■ **INSTRUCTION**
Show every line that has the string "student" in it.

[START DATA SECTION]

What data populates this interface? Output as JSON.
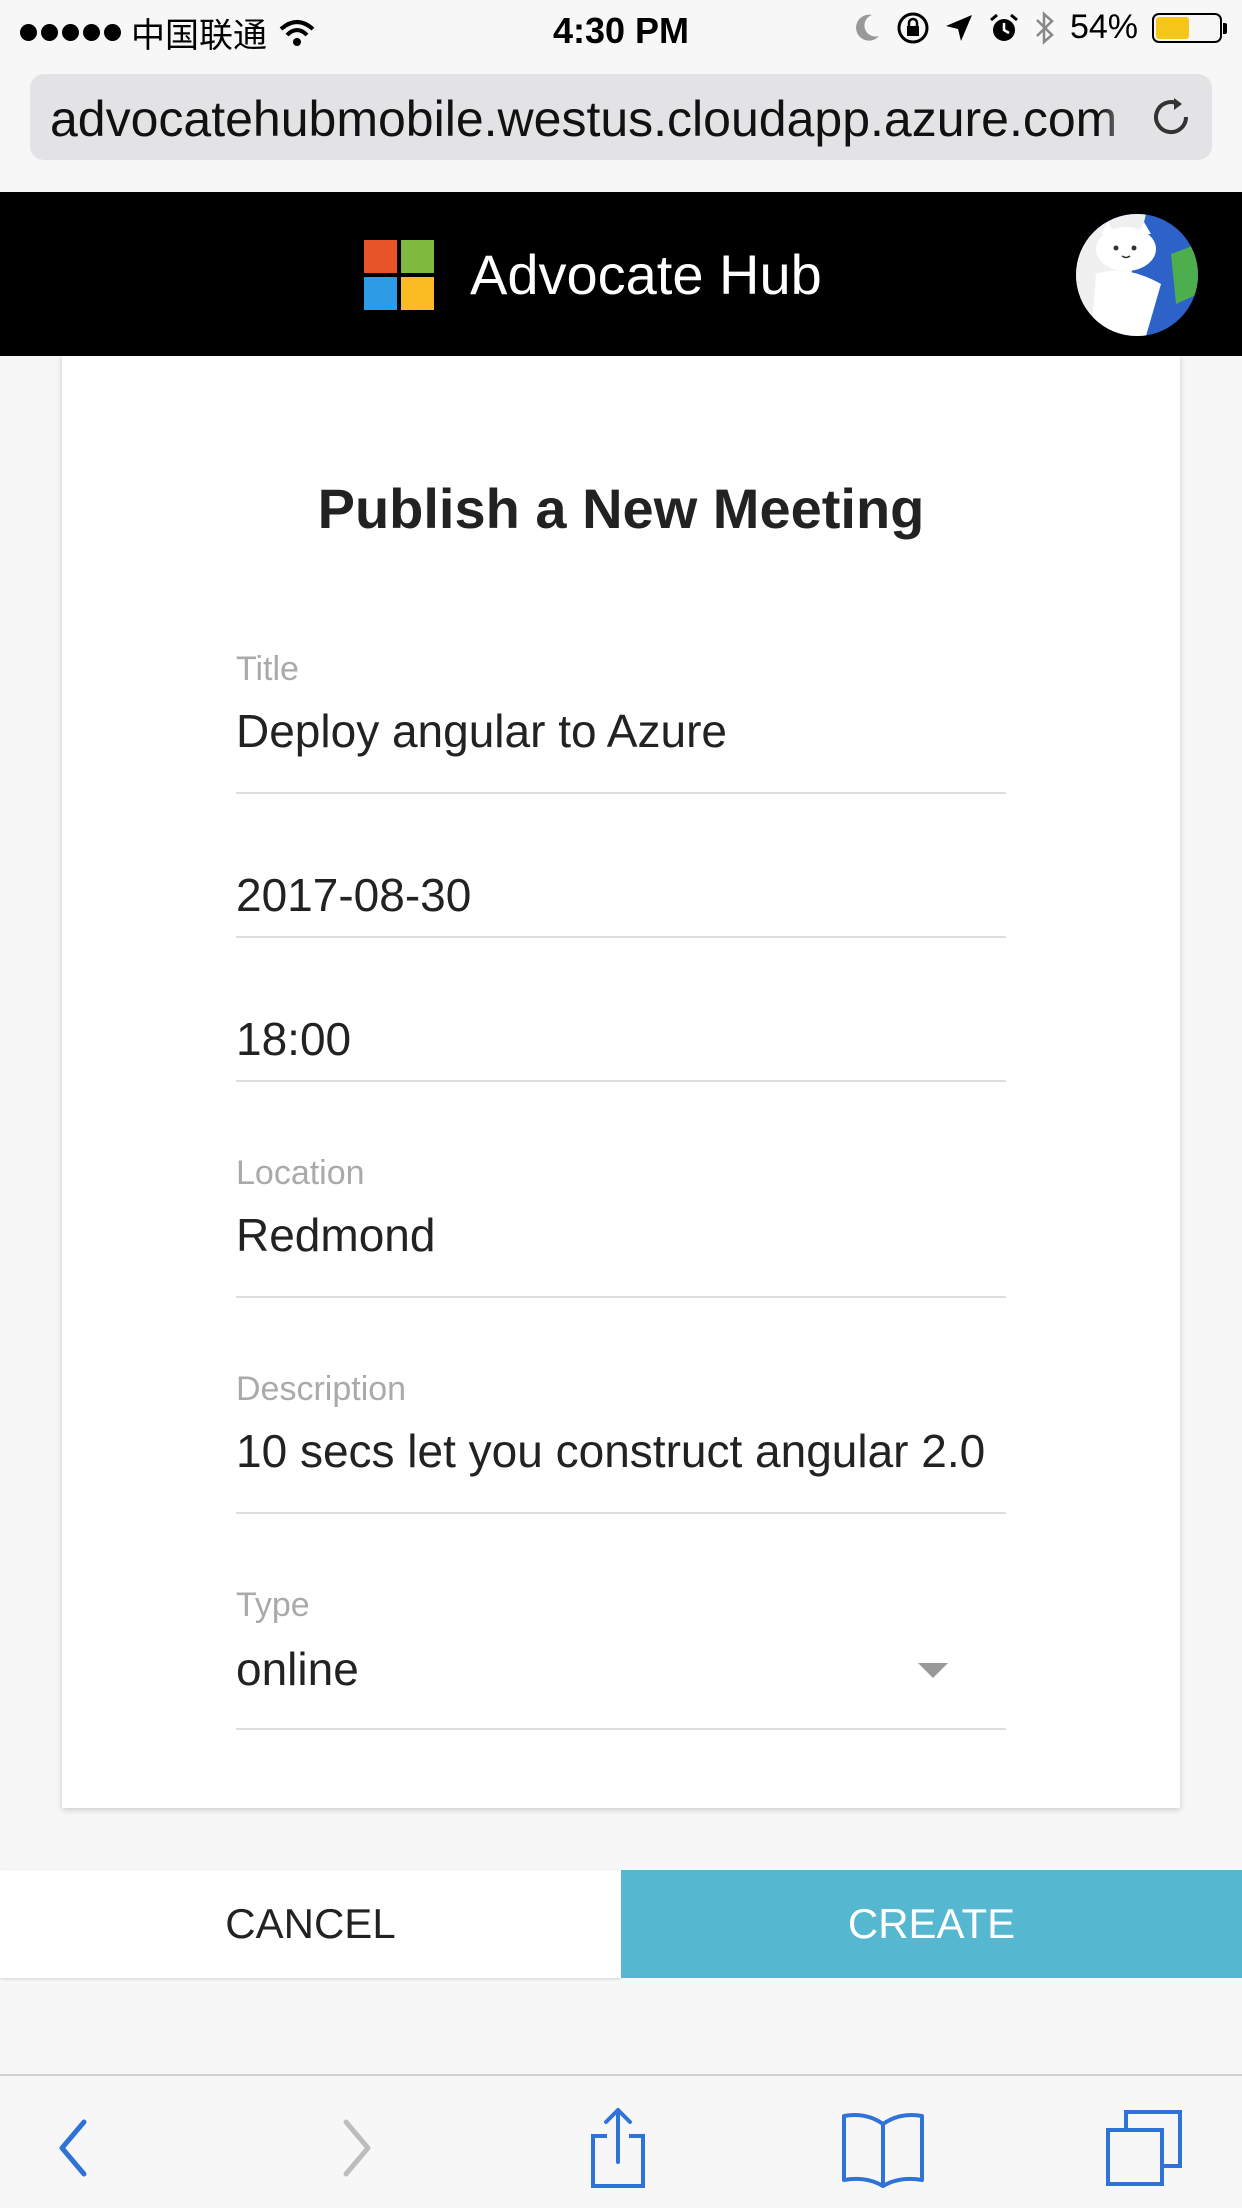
{
  "status_bar": {
    "carrier": "中国联通",
    "time": "4:30 PM",
    "battery": "54%",
    "battery_level": 0.54,
    "icons": [
      "signal-dots-icon",
      "wifi-icon",
      "moon-icon",
      "rotation-lock-icon",
      "location-arrow-icon",
      "alarm-icon",
      "bluetooth-icon",
      "battery-icon"
    ]
  },
  "browser": {
    "url": "advocatehubmobile.westus.cloudapp.azure.com",
    "reload_icon": "reload-icon"
  },
  "header": {
    "app_name": "Advocate Hub",
    "logo": "microsoft-logo",
    "avatar": "user-avatar"
  },
  "form": {
    "heading": "Publish a New Meeting",
    "title_label": "Title",
    "title_value": "Deploy angular to Azure",
    "date_value": "2017-08-30",
    "time_value": "18:00",
    "location_label": "Location",
    "location_value": "Redmond",
    "description_label": "Description",
    "description_value": "10 secs let you construct angular 2.0",
    "type_label": "Type",
    "type_value": "online"
  },
  "actions": {
    "cancel_label": "CANCEL",
    "create_label": "CREATE"
  },
  "colors": {
    "create_button": "#55b8d0",
    "header_bg": "#000000",
    "ms_red": "#e8542a",
    "ms_green": "#7fba3f",
    "ms_blue": "#2e9be6",
    "ms_yellow": "#fbbb22",
    "toolbar_icon": "#2f73d9"
  },
  "toolbar": {
    "icons": [
      "back-icon",
      "forward-icon",
      "share-icon",
      "bookmarks-icon",
      "tabs-icon"
    ]
  }
}
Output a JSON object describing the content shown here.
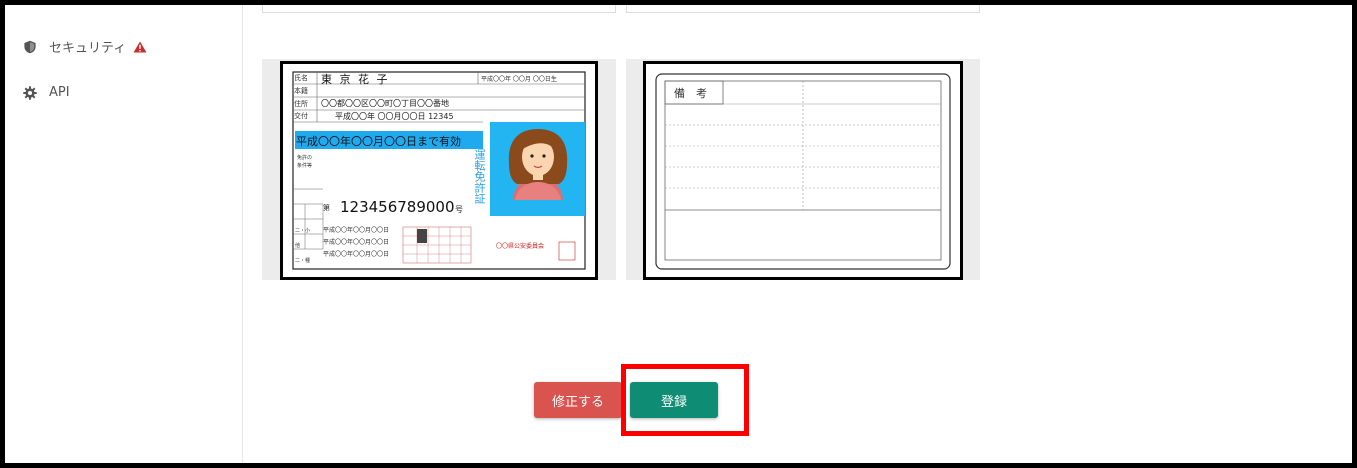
{
  "sidebar": {
    "items": [
      {
        "label": "セキュリティ",
        "icon": "shield-icon",
        "warning": true
      },
      {
        "label": "API",
        "icon": "gear-icon"
      }
    ]
  },
  "license_front": {
    "name": "東 京 花 子",
    "era_label": "平成〇〇年 〇〇月 〇〇日生",
    "row_labels": [
      "氏名",
      "本籍",
      "住所",
      "交付"
    ],
    "address": "〇〇都〇〇区〇〇町〇丁目〇〇番地",
    "issue": "平成〇〇年 〇〇月〇〇日 12345",
    "expiry": "平成〇〇年〇〇月〇〇日まで有効",
    "cond_labels": [
      "免許の",
      "条件等"
    ],
    "number_prefix": "第",
    "number": "123456789000",
    "number_suffix": "号",
    "date_rows": [
      "平成〇〇年〇〇月〇〇日",
      "平成〇〇年〇〇月〇〇日",
      "平成〇〇年〇〇月〇〇日"
    ],
    "side_labels": [
      "二・小",
      "他",
      "二・種"
    ],
    "vertical_title": "運転免許証",
    "authority": "〇〇県公安委員会",
    "colors": {
      "expiry_bg": "#1faaf0",
      "photo_bg": "#22b5f2",
      "title_blue": "#2a9fe0",
      "stamp_red": "#d02020"
    }
  },
  "license_back": {
    "header": "備　考"
  },
  "actions": {
    "fix_label": "修正する",
    "register_label": "登録",
    "fix_color": "#d9534f",
    "register_color": "#0e8c74",
    "highlight_color": "#ff0000"
  }
}
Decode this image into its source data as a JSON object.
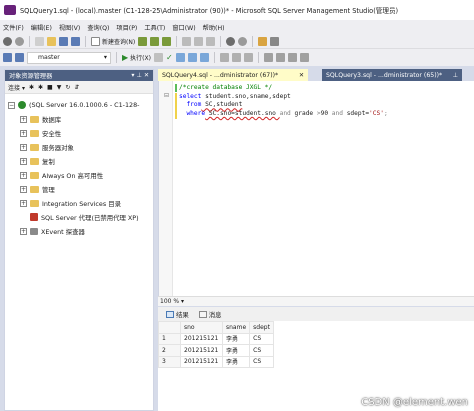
{
  "window": {
    "title": "SQLQuery1.sql - (local).master (C1-128-25\\Administrator (90))* - Microsoft SQL Server Management Studio(管理员)"
  },
  "menu": [
    "文件(F)",
    "编辑(E)",
    "视图(V)",
    "查询(Q)",
    "项目(P)",
    "工具(T)",
    "窗口(W)",
    "帮助(H)"
  ],
  "toolbar": {
    "new_query": "新建查询(N)",
    "database": "master",
    "execute": "执行(X)"
  },
  "object_explorer": {
    "title": "对象资源管理器",
    "connect": "连接",
    "server": "(SQL Server 16.0.1000.6 - C1-128-",
    "nodes": [
      "数据库",
      "安全性",
      "服务器对象",
      "复制",
      "Always On 高可用性",
      "管理",
      "Integration Services 目录",
      "SQL Server 代理(已禁用代理 XP)",
      "XEvent 探查器"
    ]
  },
  "tabs": {
    "active": "SQLQuery4.sql - ...dministrator (67))*",
    "inactive": "SQLQuery3.sql - ...dministrator (65))*"
  },
  "editor": {
    "line1": "/*create database JXGL */",
    "line2_kw": "select",
    "line2_rest": " student.sno,sname,sdept",
    "line3_kw": "from",
    "line3_rest": " SC,student",
    "line4_kw": "where",
    "line4_a": " SC.sno=student.sno ",
    "line4_and1": "and",
    "line4_b": " grade ",
    "line4_gt": ">",
    "line4_num": "90",
    "line4_and2": " and",
    "line4_c": " sdept=",
    "line4_str": "'CS'",
    "line4_end": ";"
  },
  "zoom": "100 %",
  "results": {
    "tab_results": "结果",
    "tab_messages": "消息",
    "columns": [
      "sno",
      "sname",
      "sdept"
    ],
    "rows": [
      {
        "n": "1",
        "sno": "201215121",
        "sname": "李勇",
        "sdept": "CS"
      },
      {
        "n": "2",
        "sno": "201215121",
        "sname": "李勇",
        "sdept": "CS"
      },
      {
        "n": "3",
        "sno": "201215121",
        "sname": "李勇",
        "sdept": "CS"
      }
    ]
  },
  "watermark": "CSDN @element.wen",
  "colors": {
    "accent": "#68217a",
    "header": "#4d6082",
    "active_tab": "#fffcc8"
  }
}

[END DATA SECTION]

■ **RESPONSE FOR THIS EXERCISE**
    "line2_rest": " student.sno,sname,sdept",
    "line3_rest": " SC,student",
    "line4_a": " SC.sno=student.sno ",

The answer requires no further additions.